# START OF Dataset content
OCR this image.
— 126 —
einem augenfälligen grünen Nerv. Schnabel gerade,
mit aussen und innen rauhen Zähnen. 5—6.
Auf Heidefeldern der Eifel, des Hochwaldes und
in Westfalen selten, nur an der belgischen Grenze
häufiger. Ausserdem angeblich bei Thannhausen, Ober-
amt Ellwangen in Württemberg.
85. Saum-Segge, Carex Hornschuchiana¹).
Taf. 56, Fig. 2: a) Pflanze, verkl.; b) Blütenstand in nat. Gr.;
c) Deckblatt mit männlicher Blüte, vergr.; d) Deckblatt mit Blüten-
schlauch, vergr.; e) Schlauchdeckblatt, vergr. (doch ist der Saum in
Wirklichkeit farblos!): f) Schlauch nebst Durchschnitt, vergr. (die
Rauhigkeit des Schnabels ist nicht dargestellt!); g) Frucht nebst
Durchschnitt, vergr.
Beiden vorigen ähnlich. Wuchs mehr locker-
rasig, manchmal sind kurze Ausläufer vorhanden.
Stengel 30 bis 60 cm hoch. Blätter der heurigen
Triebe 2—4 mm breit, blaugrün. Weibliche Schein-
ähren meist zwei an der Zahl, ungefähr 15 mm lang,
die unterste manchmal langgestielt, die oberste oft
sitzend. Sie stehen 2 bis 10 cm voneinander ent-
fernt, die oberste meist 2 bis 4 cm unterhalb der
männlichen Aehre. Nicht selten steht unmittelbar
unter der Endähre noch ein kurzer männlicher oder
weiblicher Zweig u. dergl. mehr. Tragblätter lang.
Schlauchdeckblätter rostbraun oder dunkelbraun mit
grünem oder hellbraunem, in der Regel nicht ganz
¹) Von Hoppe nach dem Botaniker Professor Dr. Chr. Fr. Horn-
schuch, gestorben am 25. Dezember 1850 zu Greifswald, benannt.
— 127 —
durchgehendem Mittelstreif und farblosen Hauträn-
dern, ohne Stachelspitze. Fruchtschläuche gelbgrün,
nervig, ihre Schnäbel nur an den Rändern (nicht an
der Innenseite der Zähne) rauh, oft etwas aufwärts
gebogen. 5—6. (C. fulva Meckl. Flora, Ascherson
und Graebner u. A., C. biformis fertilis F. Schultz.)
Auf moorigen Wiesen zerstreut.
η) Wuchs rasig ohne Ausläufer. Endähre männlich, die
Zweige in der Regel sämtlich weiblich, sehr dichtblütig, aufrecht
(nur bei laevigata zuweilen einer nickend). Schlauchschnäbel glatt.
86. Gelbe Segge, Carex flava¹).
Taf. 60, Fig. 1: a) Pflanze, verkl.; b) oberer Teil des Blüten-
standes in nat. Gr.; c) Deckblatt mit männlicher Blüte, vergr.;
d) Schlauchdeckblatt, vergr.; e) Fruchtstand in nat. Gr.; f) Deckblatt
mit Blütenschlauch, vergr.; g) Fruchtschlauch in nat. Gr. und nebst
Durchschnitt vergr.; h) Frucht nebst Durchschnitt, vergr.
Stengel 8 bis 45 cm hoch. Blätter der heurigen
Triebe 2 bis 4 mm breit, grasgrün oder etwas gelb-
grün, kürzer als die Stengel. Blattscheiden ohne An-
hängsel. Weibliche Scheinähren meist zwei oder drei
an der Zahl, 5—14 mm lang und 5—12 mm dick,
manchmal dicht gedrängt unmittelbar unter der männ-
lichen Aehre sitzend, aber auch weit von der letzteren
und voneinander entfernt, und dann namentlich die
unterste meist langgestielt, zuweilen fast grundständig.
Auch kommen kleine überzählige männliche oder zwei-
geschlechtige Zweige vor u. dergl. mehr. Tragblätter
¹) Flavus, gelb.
# END OF Dataset content
* _Written task_: Report how many lines of the data hold the string "Aehre"; give only the number.

* _Task answer_: 2